» Directive
Repeat every entry word for word, but leave the images out of your copy.

BEGIN

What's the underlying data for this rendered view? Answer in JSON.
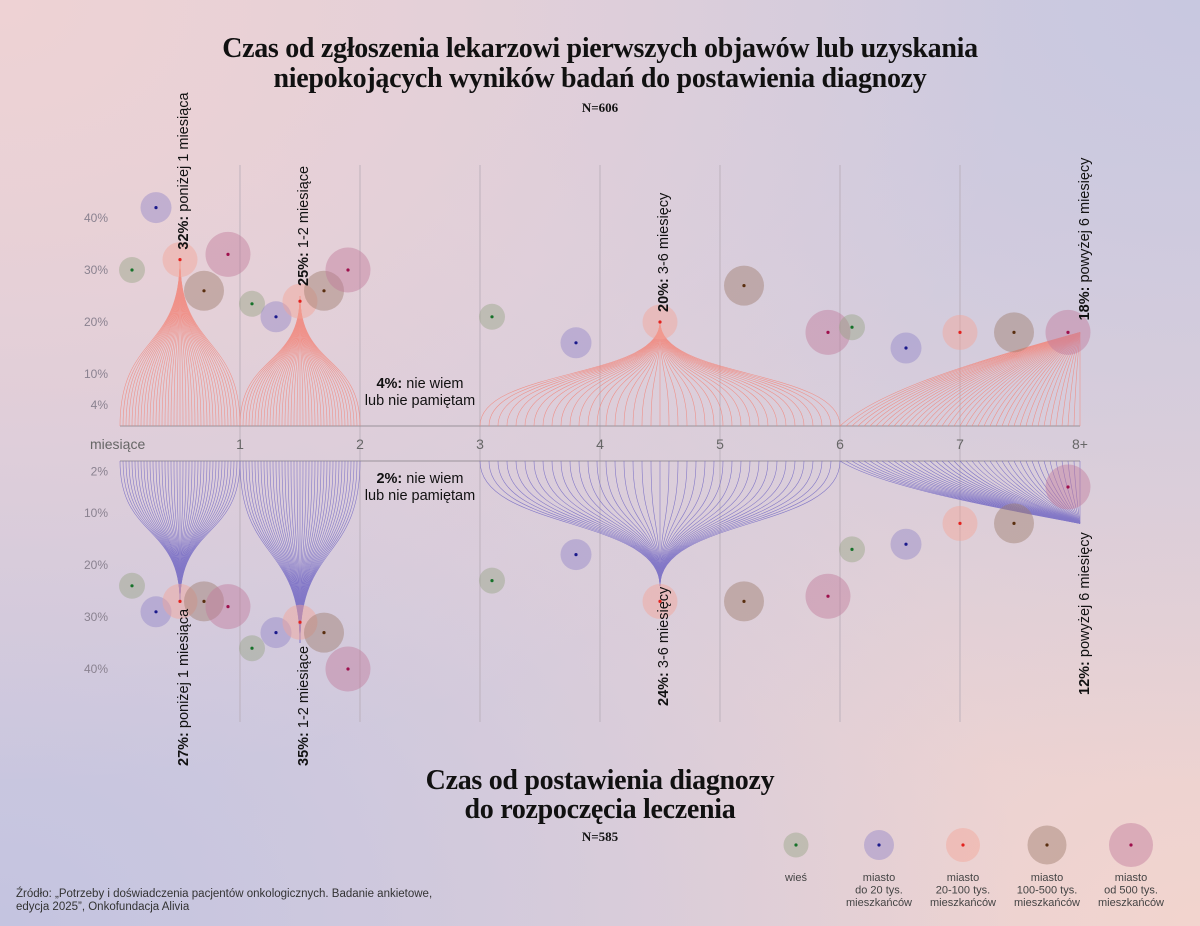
{
  "top_title": {
    "line1": "Czas od zgłoszenia lekarzowi pierwszych objawów lub uzyskania",
    "line2": "niepokojących wyników badań do postawienia diagnozy",
    "n": "N=606"
  },
  "bottom_title": {
    "line1": "Czas od postawienia diagnozy",
    "line2": "do rozpoczęcia leczenia",
    "n": "N=585"
  },
  "source": {
    "line1": "Źródło: „Potrzeby i doświadczenia pacjentów onkologicznych. Badanie ankietowe,",
    "line2": "edycja 2025”, Onkofundacja Alivia"
  },
  "chart_data": {
    "type": "bubble-fan",
    "x_axis": {
      "label": "miesiące",
      "ticks": [
        {
          "v": 1,
          "label": "1"
        },
        {
          "v": 2,
          "label": "2"
        },
        {
          "v": 3,
          "label": "3"
        },
        {
          "v": 4,
          "label": "4"
        },
        {
          "v": 5,
          "label": "5"
        },
        {
          "v": 6,
          "label": "6"
        },
        {
          "v": 7,
          "label": "7"
        },
        {
          "v": 8,
          "label": "8+"
        }
      ],
      "range": [
        0,
        8
      ]
    },
    "colors": {
      "top_fan": "#f2877c",
      "bottom_fan": "#7469c4",
      "grid": "#b5aab5",
      "axis": "#9a929a"
    },
    "settlements": [
      {
        "name": "wieś",
        "label_lines": [
          "wieś"
        ],
        "fill": "#96a586",
        "dot": "#17722a",
        "size": 1
      },
      {
        "name": "miasto do 20 tys. mieszkańców",
        "label_lines": [
          "miasto",
          "do 20 tys.",
          "mieszkańców"
        ],
        "fill": "#9384c8",
        "dot": "#1b1a8c",
        "size": 2
      },
      {
        "name": "miasto 20-100 tys. mieszkańców",
        "label_lines": [
          "miasto",
          "20-100 tys.",
          "mieszkańców"
        ],
        "fill": "#f5a396",
        "dot": "#e3221e",
        "size": 3
      },
      {
        "name": "miasto 100-500 tys. mieszkańców",
        "label_lines": [
          "miasto",
          "100-500 tys.",
          "mieszkańców"
        ],
        "fill": "#9e7d6c",
        "dot": "#5a2f10",
        "size": 4
      },
      {
        "name": "miasto od 500 tys. mieszkańców",
        "label_lines": [
          "miasto",
          "od 500 tys.",
          "mieszkańców"
        ],
        "fill": "#c27a9c",
        "dot": "#9e0f4c",
        "size": 5
      }
    ],
    "panels": [
      {
        "id": "top",
        "direction": "up",
        "y_ticks": [
          {
            "v": 40,
            "label": "40%"
          },
          {
            "v": 30,
            "label": "30%"
          },
          {
            "v": 20,
            "label": "20%"
          },
          {
            "v": 10,
            "label": "10%"
          },
          {
            "v": 4,
            "label": "4%"
          }
        ],
        "unknown": {
          "pct": "4%:",
          "line1": " nie wiem",
          "line2": "lub nie pamiętam",
          "value": 4
        },
        "groups": [
          {
            "range": [
              0,
              1
            ],
            "pct": "32%:",
            "label": " poniżej 1 miesiąca",
            "value": 32,
            "open": false,
            "by_settlement": [
              30,
              42,
              32,
              26,
              33
            ]
          },
          {
            "range": [
              1,
              2
            ],
            "pct": "25%:",
            "label": " 1-2 miesiące",
            "value": 25,
            "open": false,
            "by_settlement": [
              23.5,
              21,
              24,
              26,
              30
            ]
          },
          {
            "range": [
              3,
              6
            ],
            "pct": "20%:",
            "label": " 3-6 miesięcy",
            "value": 20,
            "open": false,
            "by_settlement": [
              21,
              16,
              20,
              27,
              18
            ]
          },
          {
            "range": [
              6,
              8
            ],
            "pct": "18%:",
            "label": " powyżej 6 miesięcy",
            "value": 18,
            "open": true,
            "by_settlement": [
              19,
              15,
              18,
              18,
              18
            ]
          }
        ]
      },
      {
        "id": "bottom",
        "direction": "down",
        "y_ticks": [
          {
            "v": 2,
            "label": "2%"
          },
          {
            "v": 10,
            "label": "10%"
          },
          {
            "v": 20,
            "label": "20%"
          },
          {
            "v": 30,
            "label": "30%"
          },
          {
            "v": 40,
            "label": "40%"
          }
        ],
        "unknown": {
          "pct": "2%:",
          "line1": " nie wiem",
          "line2": "lub nie pamiętam",
          "value": 2
        },
        "groups": [
          {
            "range": [
              0,
              1
            ],
            "pct": "27%:",
            "label": " poniżej 1 miesiąca",
            "value": 27,
            "open": false,
            "by_settlement": [
              24,
              29,
              27,
              27,
              28
            ]
          },
          {
            "range": [
              1,
              2
            ],
            "pct": "35%:",
            "label": " 1-2 miesiące",
            "value": 35,
            "open": false,
            "by_settlement": [
              36,
              33,
              31,
              33,
              40
            ]
          },
          {
            "range": [
              3,
              6
            ],
            "pct": "24%:",
            "label": " 3-6 miesięcy",
            "value": 24,
            "open": false,
            "by_settlement": [
              23,
              18,
              27,
              27,
              26
            ]
          },
          {
            "range": [
              6,
              8
            ],
            "pct": "12%:",
            "label": " powyżej 6 miesięcy",
            "value": 12,
            "open": true,
            "by_settlement": [
              17,
              16,
              12,
              12,
              5
            ]
          }
        ]
      }
    ]
  }
}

END

» Exercise response
What's the underlying data for this rendered view? Answer in JSON.
{
  "top_title": {
    "line1": "Czas od zgłoszenia lekarzowi pierwszych objawów lub uzyskania",
    "line2": "niepokojących wyników badań do postawienia diagnozy",
    "n": "N=606"
  },
  "bottom_title": {
    "line1": "Czas od postawienia diagnozy",
    "line2": "do rozpoczęcia leczenia",
    "n": "N=585"
  },
  "source": {
    "line1": "Źródło: „Potrzeby i doświadczenia pacjentów onkologicznych. Badanie ankietowe,",
    "line2": "edycja 2025”, Onkofundacja Alivia"
  },
  "chart_data": {
    "type": "bubble-fan",
    "x_axis": {
      "label": "miesiące",
      "ticks": [
        {
          "v": 1,
          "label": "1"
        },
        {
          "v": 2,
          "label": "2"
        },
        {
          "v": 3,
          "label": "3"
        },
        {
          "v": 4,
          "label": "4"
        },
        {
          "v": 5,
          "label": "5"
        },
        {
          "v": 6,
          "label": "6"
        },
        {
          "v": 7,
          "label": "7"
        },
        {
          "v": 8,
          "label": "8+"
        }
      ],
      "range": [
        0,
        8
      ]
    },
    "colors": {
      "top_fan": "#f2877c",
      "bottom_fan": "#7469c4",
      "grid": "#b5aab5",
      "axis": "#9a929a"
    },
    "settlements": [
      {
        "name": "wieś",
        "label_lines": [
          "wieś"
        ],
        "fill": "#96a586",
        "dot": "#17722a",
        "size": 1
      },
      {
        "name": "miasto do 20 tys. mieszkańców",
        "label_lines": [
          "miasto",
          "do 20 tys.",
          "mieszkańców"
        ],
        "fill": "#9384c8",
        "dot": "#1b1a8c",
        "size": 2
      },
      {
        "name": "miasto 20-100 tys. mieszkańców",
        "label_lines": [
          "miasto",
          "20-100 tys.",
          "mieszkańców"
        ],
        "fill": "#f5a396",
        "dot": "#e3221e",
        "size": 3
      },
      {
        "name": "miasto 100-500 tys. mieszkańców",
        "label_lines": [
          "miasto",
          "100-500 tys.",
          "mieszkańców"
        ],
        "fill": "#9e7d6c",
        "dot": "#5a2f10",
        "size": 4
      },
      {
        "name": "miasto od 500 tys. mieszkańców",
        "label_lines": [
          "miasto",
          "od 500 tys.",
          "mieszkańców"
        ],
        "fill": "#c27a9c",
        "dot": "#9e0f4c",
        "size": 5
      }
    ],
    "panels": [
      {
        "id": "top",
        "direction": "up",
        "y_ticks": [
          {
            "v": 40,
            "label": "40%"
          },
          {
            "v": 30,
            "label": "30%"
          },
          {
            "v": 20,
            "label": "20%"
          },
          {
            "v": 10,
            "label": "10%"
          },
          {
            "v": 4,
            "label": "4%"
          }
        ],
        "unknown": {
          "pct": "4%:",
          "line1": " nie wiem",
          "line2": "lub nie pamiętam",
          "value": 4
        },
        "groups": [
          {
            "range": [
              0,
              1
            ],
            "pct": "32%:",
            "label": " poniżej 1 miesiąca",
            "value": 32,
            "open": false,
            "by_settlement": [
              30,
              42,
              32,
              26,
              33
            ]
          },
          {
            "range": [
              1,
              2
            ],
            "pct": "25%:",
            "label": " 1-2 miesiące",
            "value": 25,
            "open": false,
            "by_settlement": [
              23.5,
              21,
              24,
              26,
              30
            ]
          },
          {
            "range": [
              3,
              6
            ],
            "pct": "20%:",
            "label": " 3-6 miesięcy",
            "value": 20,
            "open": false,
            "by_settlement": [
              21,
              16,
              20,
              27,
              18
            ]
          },
          {
            "range": [
              6,
              8
            ],
            "pct": "18%:",
            "label": " powyżej 6 miesięcy",
            "value": 18,
            "open": true,
            "by_settlement": [
              19,
              15,
              18,
              18,
              18
            ]
          }
        ]
      },
      {
        "id": "bottom",
        "direction": "down",
        "y_ticks": [
          {
            "v": 2,
            "label": "2%"
          },
          {
            "v": 10,
            "label": "10%"
          },
          {
            "v": 20,
            "label": "20%"
          },
          {
            "v": 30,
            "label": "30%"
          },
          {
            "v": 40,
            "label": "40%"
          }
        ],
        "unknown": {
          "pct": "2%:",
          "line1": " nie wiem",
          "line2": "lub nie pamiętam",
          "value": 2
        },
        "groups": [
          {
            "range": [
              0,
              1
            ],
            "pct": "27%:",
            "label": " poniżej 1 miesiąca",
            "value": 27,
            "open": false,
            "by_settlement": [
              24,
              29,
              27,
              27,
              28
            ]
          },
          {
            "range": [
              1,
              2
            ],
            "pct": "35%:",
            "label": " 1-2 miesiące",
            "value": 35,
            "open": false,
            "by_settlement": [
              36,
              33,
              31,
              33,
              40
            ]
          },
          {
            "range": [
              3,
              6
            ],
            "pct": "24%:",
            "label": " 3-6 miesięcy",
            "value": 24,
            "open": false,
            "by_settlement": [
              23,
              18,
              27,
              27,
              26
            ]
          },
          {
            "range": [
              6,
              8
            ],
            "pct": "12%:",
            "label": " powyżej 6 miesięcy",
            "value": 12,
            "open": true,
            "by_settlement": [
              17,
              16,
              12,
              12,
              5
            ]
          }
        ]
      }
    ]
  }
}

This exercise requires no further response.